----- Supplied entries -----

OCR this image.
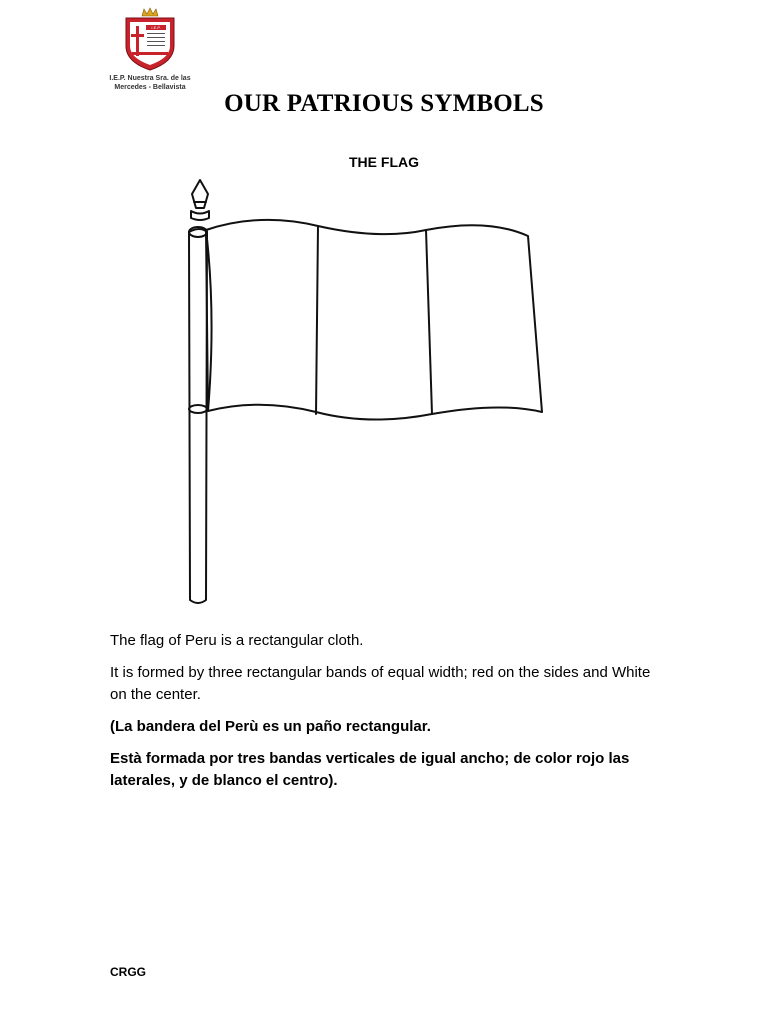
I.E.P.
I.E.P. Nuestra Sra. de las
Mercedes - Bellavista
OUR PATRIOUS SYMBOLS
THE FLAG
The flag of Peru is a rectangular cloth.
It is formed by three rectangular bands of equal width; red on the sides and White on the center.
(La bandera del Perù es un paño rectangular.
Està formada por tres bandas verticales de igual ancho; de color rojo las laterales, y de blanco el centro).
CRGG
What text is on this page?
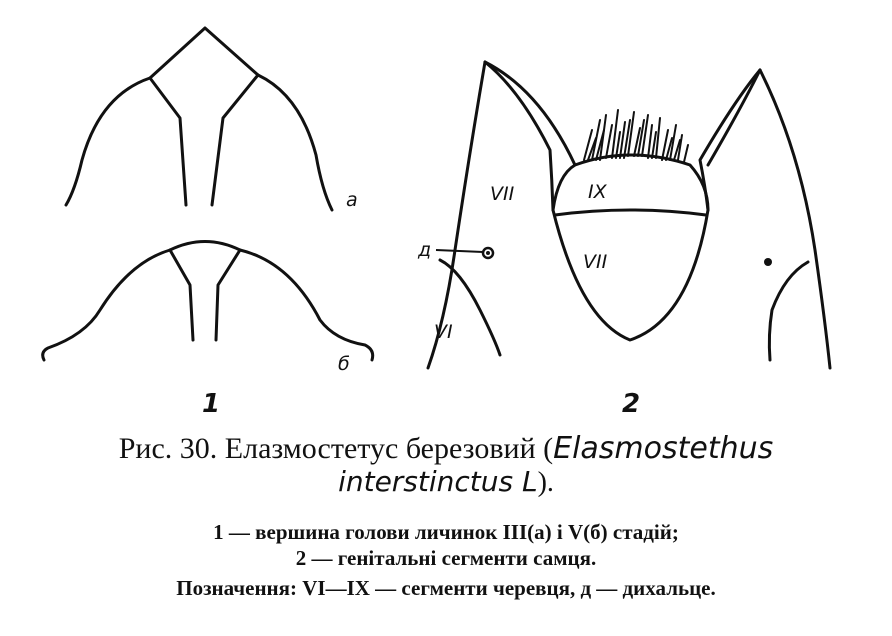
а
б
1
VII	IX
VII
VI
д
2
Рис. 30. Елазмостетус березовий (Elasmostethus
interstinctus L).
1 — вершина голови личинок III(а) і V(б) стадій;
2 — генітальні сегменти самця.
Позначення: VI—IX — сегменти черевця, д — дихальце.
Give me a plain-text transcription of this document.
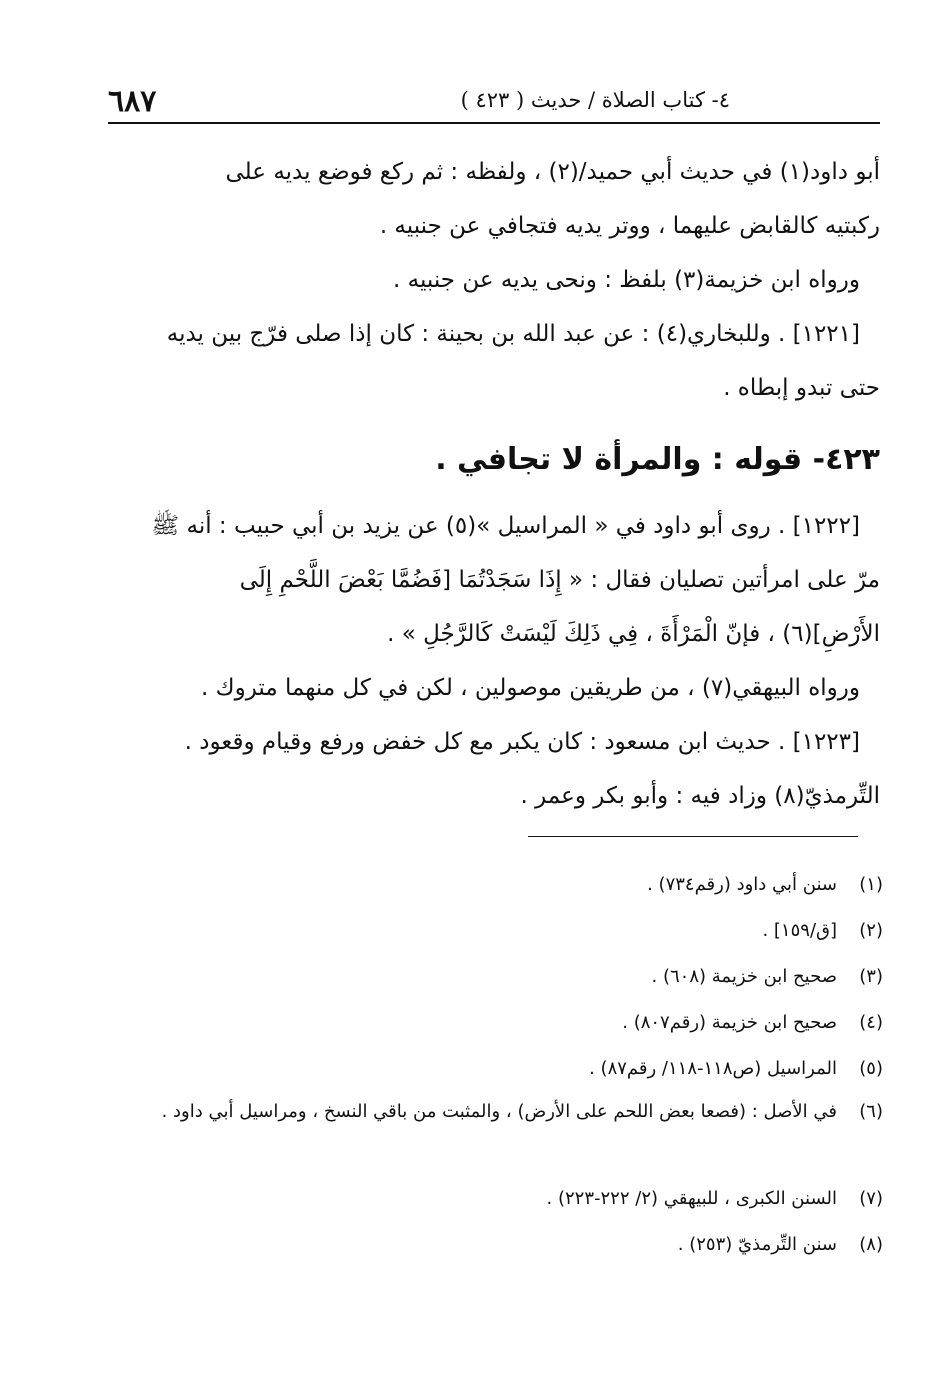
٤- كتاب الصلاة / حديث ( ٤٢٣ )
٦٨٧
أبو داود(١) في حديث أبي حميد/(٢) ، ولفظه : ثم ركع فوضع يديه على
ركبتيه كالقابض عليهما ، ووتر يديه فتجافي عن جنبيه .
ورواه ابن خزيمة(٣) بلفظ : ونحى يديه عن جنبيه .
[١٢٢١] . وللبخاري(٤) : عن عبد الله بن بحينة : كان إذا صلى فرّج بين يديه
حتى تبدو إبطاه .
٤٢٣- قوله : والمرأة لا تجافي .
[١٢٢٢] . روى أبو داود في « المراسيل »(٥) عن يزيد بن أبي حبيب : أنه ﷺ
مرّ على امرأتين تصليان فقال : « إِذَا سَجَدْتُمَا [فَضُمَّا بَعْضَ اللَّحْمِ إِلَى
الأَرْضِ](٦) ، فإنّ الْمَرْأَةَ ، فِي ذَلِكَ لَيْسَتْ كَالرَّجُلِ » .
ورواه البيهقي(٧) ، من طريقين موصولين ، لكن في كل منهما متروك .
[١٢٢٣] . حديث ابن مسعود : كان يكبر مع كل خفض ورفع وقيام وقعود .
التِّرمذيّ(٨) وزاد فيه : وأبو بكر وعمر .
(١)
سنن أبي داود (رقم٧٣٤) .
(٢)
[ق/١٥٩] .
(٣)
صحيح ابن خزيمة (٦٠٨) .
(٤)
صحيح ابن خزيمة (رقم٨٠٧) .
(٥)
المراسيل (ص١١٨-١١٨/ رقم٨٧) .
(٦)
في الأصل : (فصعا بعض اللحم على الأرض) ، والمثبت من باقي النسخ ، ومراسيل أبي داود .
(٧)
السنن الكبرى ، للبيهقي (٢/ ٢٢٢-٢٢٣) .
(٨)
سنن التِّرمذيّ (٢٥٣) .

-----

Direction:
Leave out the pictures and give the rest of the records again exactly.

Problem solution:
OCR this image.
I.E.P.
I.E.P. Nuestra Sra. de las
Mercedes - Bellavista
OUR PATRIOUS SYMBOLS
THE FLAG
The flag of Peru is a rectangular cloth.
It is formed by three rectangular bands of equal width; red on the sides and White on the center.
(La bandera del Perù es un paño rectangular.
Està formada por tres bandas verticales de igual ancho; de color rojo las laterales, y de blanco el centro).
CRGG
What text is on this page?
а
б
1
VII	IX
VII
VI
д
2
Рис. 30. Елазмостетус березовий (Elasmostethus
interstinctus L).
1 — вершина голови личинок III(а) і V(б) стадій;
2 — генітальні сегменти самця.
Позначення: VI—IX — сегменти черевця, д — дихальце.
Give me a plain-text transcription of this document.
٤- كتاب الصلاة / حديث ( ٤٢٣ )
٦٨٧
أبو داود(١) في حديث أبي حميد/(٢) ، ولفظه : ثم ركع فوضع يديه على
ركبتيه كالقابض عليهما ، ووتر يديه فتجافي عن جنبيه .
ورواه ابن خزيمة(٣) بلفظ : ونحى يديه عن جنبيه .
[١٢٢١] . وللبخاري(٤) : عن عبد الله بن بحينة : كان إذا صلى فرّج بين يديه
حتى تبدو إبطاه .
٤٢٣- قوله : والمرأة لا تجافي .
[١٢٢٢] . روى أبو داود في « المراسيل »(٥) عن يزيد بن أبي حبيب : أنه ﷺ
مرّ على امرأتين تصليان فقال : « إِذَا سَجَدْتُمَا [فَضُمَّا بَعْضَ اللَّحْمِ إِلَى
الأَرْضِ](٦) ، فإنّ الْمَرْأَةَ ، فِي ذَلِكَ لَيْسَتْ كَالرَّجُلِ » .
ورواه البيهقي(٧) ، من طريقين موصولين ، لكن في كل منهما متروك .
[١٢٢٣] . حديث ابن مسعود : كان يكبر مع كل خفض ورفع وقيام وقعود .
التِّرمذيّ(٨) وزاد فيه : وأبو بكر وعمر .
(١)
سنن أبي داود (رقم٧٣٤) .
(٢)
[ق/١٥٩] .
(٣)
صحيح ابن خزيمة (٦٠٨) .
(٤)
صحيح ابن خزيمة (رقم٨٠٧) .
(٥)
المراسيل (ص١١٨-١١٨/ رقم٨٧) .
(٦)
في الأصل : (فصعا بعض اللحم على الأرض) ، والمثبت من باقي النسخ ، ومراسيل أبي داود .
(٧)
السنن الكبرى ، للبيهقي (٢/ ٢٢٢-٢٢٣) .
(٨)
سنن التِّرمذيّ (٢٥٣) .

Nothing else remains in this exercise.